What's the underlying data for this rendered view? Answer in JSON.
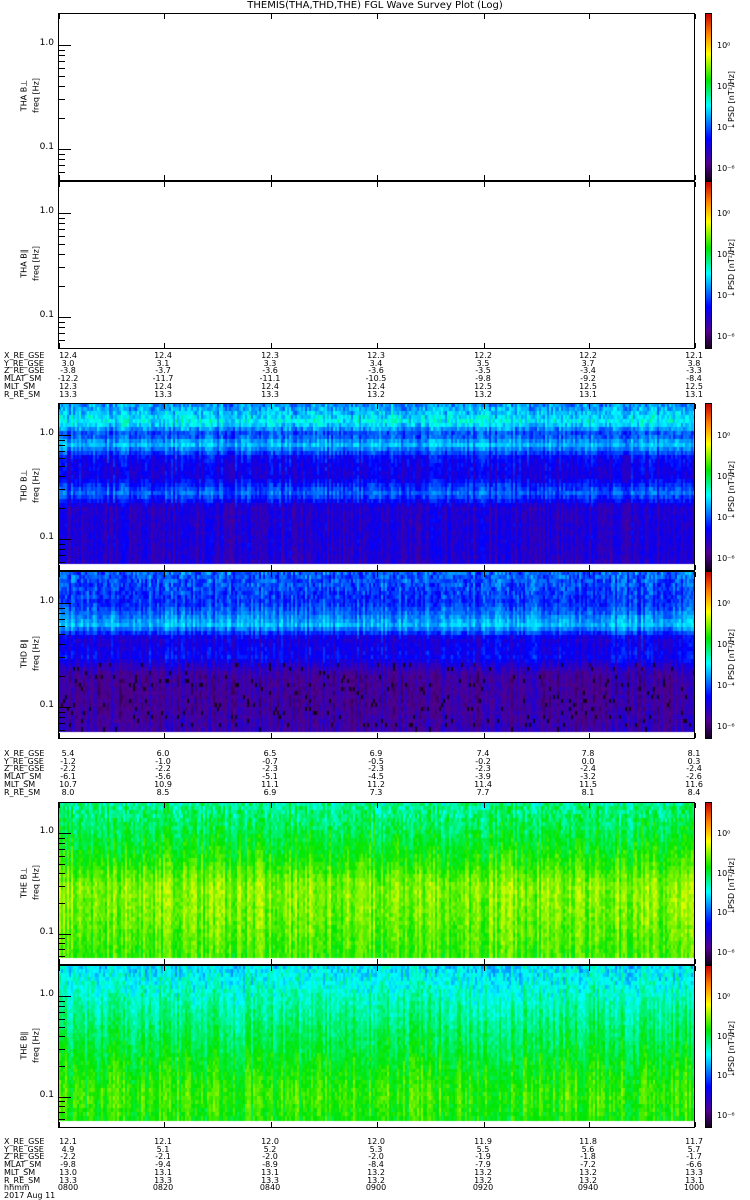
{
  "title": "THEMIS(THA,THD,THE) FGL Wave Survey Plot (Log)",
  "chart_data": {
    "type": "heatmap",
    "title": "THEMIS(THA,THD,THE) FGL Wave Survey Plot (Log)",
    "xlabel": "hhmm",
    "date_label": "2017 Aug 11",
    "x_ticks": [
      "0800",
      "0820",
      "0840",
      "0900",
      "0920",
      "0940",
      "1000"
    ],
    "ylabel": "freq [Hz]",
    "yscale": "log",
    "ylim": [
      0.05,
      2.0
    ],
    "y_ticks": [
      "1.0",
      "0.1"
    ],
    "colorbar": {
      "label": "PSD [nT²/Hz]",
      "scale": "log",
      "range_log10": [
        -6.6,
        1.6
      ],
      "ticks": [
        "10⁰",
        "10⁻²",
        "10⁻⁴",
        "10⁻⁶"
      ]
    },
    "panels": [
      {
        "probe": "THA",
        "label": "THA B⊥",
        "has_data": false,
        "psd_profile": []
      },
      {
        "probe": "THA",
        "label": "THA B∥",
        "has_data": false,
        "psd_profile": []
      },
      {
        "probe": "THD",
        "label": "THD B⊥",
        "has_data": true,
        "psd_profile": [
          [
            2.0,
            -3.7
          ],
          [
            1.3,
            -2.9
          ],
          [
            1.0,
            -4.2
          ],
          [
            0.8,
            -3.3
          ],
          [
            0.6,
            -4.6
          ],
          [
            0.4,
            -4.9
          ],
          [
            0.27,
            -3.9
          ],
          [
            0.2,
            -5.1
          ],
          [
            0.1,
            -5.0
          ],
          [
            0.06,
            -5.1
          ]
        ]
      },
      {
        "probe": "THD",
        "label": "THD B∥",
        "has_data": true,
        "psd_profile": [
          [
            2.0,
            -3.9
          ],
          [
            1.0,
            -4.3
          ],
          [
            0.6,
            -3.3
          ],
          [
            0.45,
            -4.9
          ],
          [
            0.3,
            -4.6
          ],
          [
            0.2,
            -5.6
          ],
          [
            0.1,
            -5.6
          ],
          [
            0.06,
            -5.4
          ]
        ]
      },
      {
        "probe": "THE",
        "label": "THE B⊥",
        "has_data": true,
        "psd_profile": [
          [
            2.0,
            -2.4
          ],
          [
            1.0,
            -2.0
          ],
          [
            0.5,
            -1.5
          ],
          [
            0.3,
            -1.0
          ],
          [
            0.15,
            -1.1
          ],
          [
            0.06,
            -1.4
          ]
        ]
      },
      {
        "probe": "THE",
        "label": "THE B∥",
        "has_data": true,
        "psd_profile": [
          [
            2.0,
            -3.1
          ],
          [
            1.0,
            -2.6
          ],
          [
            0.5,
            -2.2
          ],
          [
            0.2,
            -1.7
          ],
          [
            0.1,
            -1.4
          ],
          [
            0.06,
            -1.6
          ]
        ]
      }
    ]
  },
  "ephemeris": [
    {
      "probe": "THA",
      "rows": [
        {
          "label": "X_RE_GSE",
          "values": [
            "12.4",
            "12.4",
            "12.3",
            "12.3",
            "12.2",
            "12.2",
            "12.1"
          ]
        },
        {
          "label": "Y_RE_GSE",
          "values": [
            "3.0",
            "3.1",
            "3.3",
            "3.4",
            "3.5",
            "3.7",
            "3.8"
          ]
        },
        {
          "label": "Z_RE_GSE",
          "values": [
            "-3.8",
            "-3.7",
            "-3.6",
            "-3.6",
            "-3.5",
            "-3.4",
            "-3.3"
          ]
        },
        {
          "label": "MLAT_SM",
          "values": [
            "-12.2",
            "-11.7",
            "-11.1",
            "-10.5",
            "-9.8",
            "-9.2",
            "-8.4"
          ]
        },
        {
          "label": "MLT_SM",
          "values": [
            "12.3",
            "12.4",
            "12.4",
            "12.4",
            "12.5",
            "12.5",
            "12.5"
          ]
        },
        {
          "label": "R_RE_SM",
          "values": [
            "13.3",
            "13.3",
            "13.3",
            "13.2",
            "13.2",
            "13.1",
            "13.1"
          ]
        }
      ]
    },
    {
      "probe": "THD",
      "rows": [
        {
          "label": "X_RE_GSE",
          "values": [
            "5.4",
            "6.0",
            "6.5",
            "6.9",
            "7.4",
            "7.8",
            "8.1"
          ]
        },
        {
          "label": "Y_RE_GSE",
          "values": [
            "-1.2",
            "-1.0",
            "-0.7",
            "-0.5",
            "-0.2",
            "0.0",
            "0.3"
          ]
        },
        {
          "label": "Z_RE_GSE",
          "values": [
            "-2.2",
            "-2.2",
            "-2.3",
            "-2.3",
            "-2.3",
            "-2.4",
            "-2.4"
          ]
        },
        {
          "label": "MLAT_SM",
          "values": [
            "-6.1",
            "-5.6",
            "-5.1",
            "-4.5",
            "-3.9",
            "-3.2",
            "-2.6"
          ]
        },
        {
          "label": "MLT_SM",
          "values": [
            "10.7",
            "10.9",
            "11.1",
            "11.2",
            "11.4",
            "11.5",
            "11.6"
          ]
        },
        {
          "label": "R_RE_SM",
          "values": [
            "8.0",
            "8.5",
            "6.9",
            "7.3",
            "7.7",
            "8.1",
            "8.4"
          ]
        }
      ]
    },
    {
      "probe": "THE",
      "rows": [
        {
          "label": "X_RE_GSE",
          "values": [
            "12.1",
            "12.1",
            "12.0",
            "12.0",
            "11.9",
            "11.8",
            "11.7"
          ]
        },
        {
          "label": "Y_RE_GSE",
          "values": [
            "4.9",
            "5.1",
            "5.2",
            "5.3",
            "5.5",
            "5.6",
            "5.7"
          ]
        },
        {
          "label": "Z_RE_GSE",
          "values": [
            "-2.2",
            "-2.1",
            "-2.0",
            "-2.0",
            "-1.9",
            "-1.8",
            "-1.7"
          ]
        },
        {
          "label": "MLAT_SM",
          "values": [
            "-9.8",
            "-9.4",
            "-8.9",
            "-8.4",
            "-7.9",
            "-7.2",
            "-6.6"
          ]
        },
        {
          "label": "MLT_SM",
          "values": [
            "13.0",
            "13.1",
            "13.1",
            "13.2",
            "13.2",
            "13.2",
            "13.3"
          ]
        },
        {
          "label": "R_RE_SM",
          "values": [
            "13.3",
            "13.3",
            "13.3",
            "13.2",
            "13.2",
            "13.2",
            "13.1"
          ]
        },
        {
          "label": "hhmm",
          "values": [
            "0800",
            "0820",
            "0840",
            "0900",
            "0920",
            "0940",
            "1000"
          ]
        }
      ]
    }
  ]
}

------

Make an exact copy of the records above, with the pictures left out.

Written solution →
What's the underlying data for this rendered view? Answer in JSON.
{
  "title": "THEMIS(THA,THD,THE) FGL Wave Survey Plot (Log)",
  "chart_data": {
    "type": "heatmap",
    "title": "THEMIS(THA,THD,THE) FGL Wave Survey Plot (Log)",
    "xlabel": "hhmm",
    "date_label": "2017 Aug 11",
    "x_ticks": [
      "0800",
      "0820",
      "0840",
      "0900",
      "0920",
      "0940",
      "1000"
    ],
    "ylabel": "freq [Hz]",
    "yscale": "log",
    "ylim": [
      0.05,
      2.0
    ],
    "y_ticks": [
      "1.0",
      "0.1"
    ],
    "colorbar": {
      "label": "PSD [nT²/Hz]",
      "scale": "log",
      "range_log10": [
        -6.6,
        1.6
      ],
      "ticks": [
        "10⁰",
        "10⁻²",
        "10⁻⁴",
        "10⁻⁶"
      ]
    },
    "panels": [
      {
        "probe": "THA",
        "label": "THA B⊥",
        "has_data": false,
        "psd_profile": []
      },
      {
        "probe": "THA",
        "label": "THA B∥",
        "has_data": false,
        "psd_profile": []
      },
      {
        "probe": "THD",
        "label": "THD B⊥",
        "has_data": true,
        "psd_profile": [
          [
            2.0,
            -3.7
          ],
          [
            1.3,
            -2.9
          ],
          [
            1.0,
            -4.2
          ],
          [
            0.8,
            -3.3
          ],
          [
            0.6,
            -4.6
          ],
          [
            0.4,
            -4.9
          ],
          [
            0.27,
            -3.9
          ],
          [
            0.2,
            -5.1
          ],
          [
            0.1,
            -5.0
          ],
          [
            0.06,
            -5.1
          ]
        ]
      },
      {
        "probe": "THD",
        "label": "THD B∥",
        "has_data": true,
        "psd_profile": [
          [
            2.0,
            -3.9
          ],
          [
            1.0,
            -4.3
          ],
          [
            0.6,
            -3.3
          ],
          [
            0.45,
            -4.9
          ],
          [
            0.3,
            -4.6
          ],
          [
            0.2,
            -5.6
          ],
          [
            0.1,
            -5.6
          ],
          [
            0.06,
            -5.4
          ]
        ]
      },
      {
        "probe": "THE",
        "label": "THE B⊥",
        "has_data": true,
        "psd_profile": [
          [
            2.0,
            -2.4
          ],
          [
            1.0,
            -2.0
          ],
          [
            0.5,
            -1.5
          ],
          [
            0.3,
            -1.0
          ],
          [
            0.15,
            -1.1
          ],
          [
            0.06,
            -1.4
          ]
        ]
      },
      {
        "probe": "THE",
        "label": "THE B∥",
        "has_data": true,
        "psd_profile": [
          [
            2.0,
            -3.1
          ],
          [
            1.0,
            -2.6
          ],
          [
            0.5,
            -2.2
          ],
          [
            0.2,
            -1.7
          ],
          [
            0.1,
            -1.4
          ],
          [
            0.06,
            -1.6
          ]
        ]
      }
    ]
  },
  "ephemeris": [
    {
      "probe": "THA",
      "rows": [
        {
          "label": "X_RE_GSE",
          "values": [
            "12.4",
            "12.4",
            "12.3",
            "12.3",
            "12.2",
            "12.2",
            "12.1"
          ]
        },
        {
          "label": "Y_RE_GSE",
          "values": [
            "3.0",
            "3.1",
            "3.3",
            "3.4",
            "3.5",
            "3.7",
            "3.8"
          ]
        },
        {
          "label": "Z_RE_GSE",
          "values": [
            "-3.8",
            "-3.7",
            "-3.6",
            "-3.6",
            "-3.5",
            "-3.4",
            "-3.3"
          ]
        },
        {
          "label": "MLAT_SM",
          "values": [
            "-12.2",
            "-11.7",
            "-11.1",
            "-10.5",
            "-9.8",
            "-9.2",
            "-8.4"
          ]
        },
        {
          "label": "MLT_SM",
          "values": [
            "12.3",
            "12.4",
            "12.4",
            "12.4",
            "12.5",
            "12.5",
            "12.5"
          ]
        },
        {
          "label": "R_RE_SM",
          "values": [
            "13.3",
            "13.3",
            "13.3",
            "13.2",
            "13.2",
            "13.1",
            "13.1"
          ]
        }
      ]
    },
    {
      "probe": "THD",
      "rows": [
        {
          "label": "X_RE_GSE",
          "values": [
            "5.4",
            "6.0",
            "6.5",
            "6.9",
            "7.4",
            "7.8",
            "8.1"
          ]
        },
        {
          "label": "Y_RE_GSE",
          "values": [
            "-1.2",
            "-1.0",
            "-0.7",
            "-0.5",
            "-0.2",
            "0.0",
            "0.3"
          ]
        },
        {
          "label": "Z_RE_GSE",
          "values": [
            "-2.2",
            "-2.2",
            "-2.3",
            "-2.3",
            "-2.3",
            "-2.4",
            "-2.4"
          ]
        },
        {
          "label": "MLAT_SM",
          "values": [
            "-6.1",
            "-5.6",
            "-5.1",
            "-4.5",
            "-3.9",
            "-3.2",
            "-2.6"
          ]
        },
        {
          "label": "MLT_SM",
          "values": [
            "10.7",
            "10.9",
            "11.1",
            "11.2",
            "11.4",
            "11.5",
            "11.6"
          ]
        },
        {
          "label": "R_RE_SM",
          "values": [
            "8.0",
            "8.5",
            "6.9",
            "7.3",
            "7.7",
            "8.1",
            "8.4"
          ]
        }
      ]
    },
    {
      "probe": "THE",
      "rows": [
        {
          "label": "X_RE_GSE",
          "values": [
            "12.1",
            "12.1",
            "12.0",
            "12.0",
            "11.9",
            "11.8",
            "11.7"
          ]
        },
        {
          "label": "Y_RE_GSE",
          "values": [
            "4.9",
            "5.1",
            "5.2",
            "5.3",
            "5.5",
            "5.6",
            "5.7"
          ]
        },
        {
          "label": "Z_RE_GSE",
          "values": [
            "-2.2",
            "-2.1",
            "-2.0",
            "-2.0",
            "-1.9",
            "-1.8",
            "-1.7"
          ]
        },
        {
          "label": "MLAT_SM",
          "values": [
            "-9.8",
            "-9.4",
            "-8.9",
            "-8.4",
            "-7.9",
            "-7.2",
            "-6.6"
          ]
        },
        {
          "label": "MLT_SM",
          "values": [
            "13.0",
            "13.1",
            "13.1",
            "13.2",
            "13.2",
            "13.2",
            "13.3"
          ]
        },
        {
          "label": "R_RE_SM",
          "values": [
            "13.3",
            "13.3",
            "13.3",
            "13.2",
            "13.2",
            "13.2",
            "13.1"
          ]
        },
        {
          "label": "hhmm",
          "values": [
            "0800",
            "0820",
            "0840",
            "0900",
            "0920",
            "0940",
            "1000"
          ]
        }
      ]
    }
  ]
}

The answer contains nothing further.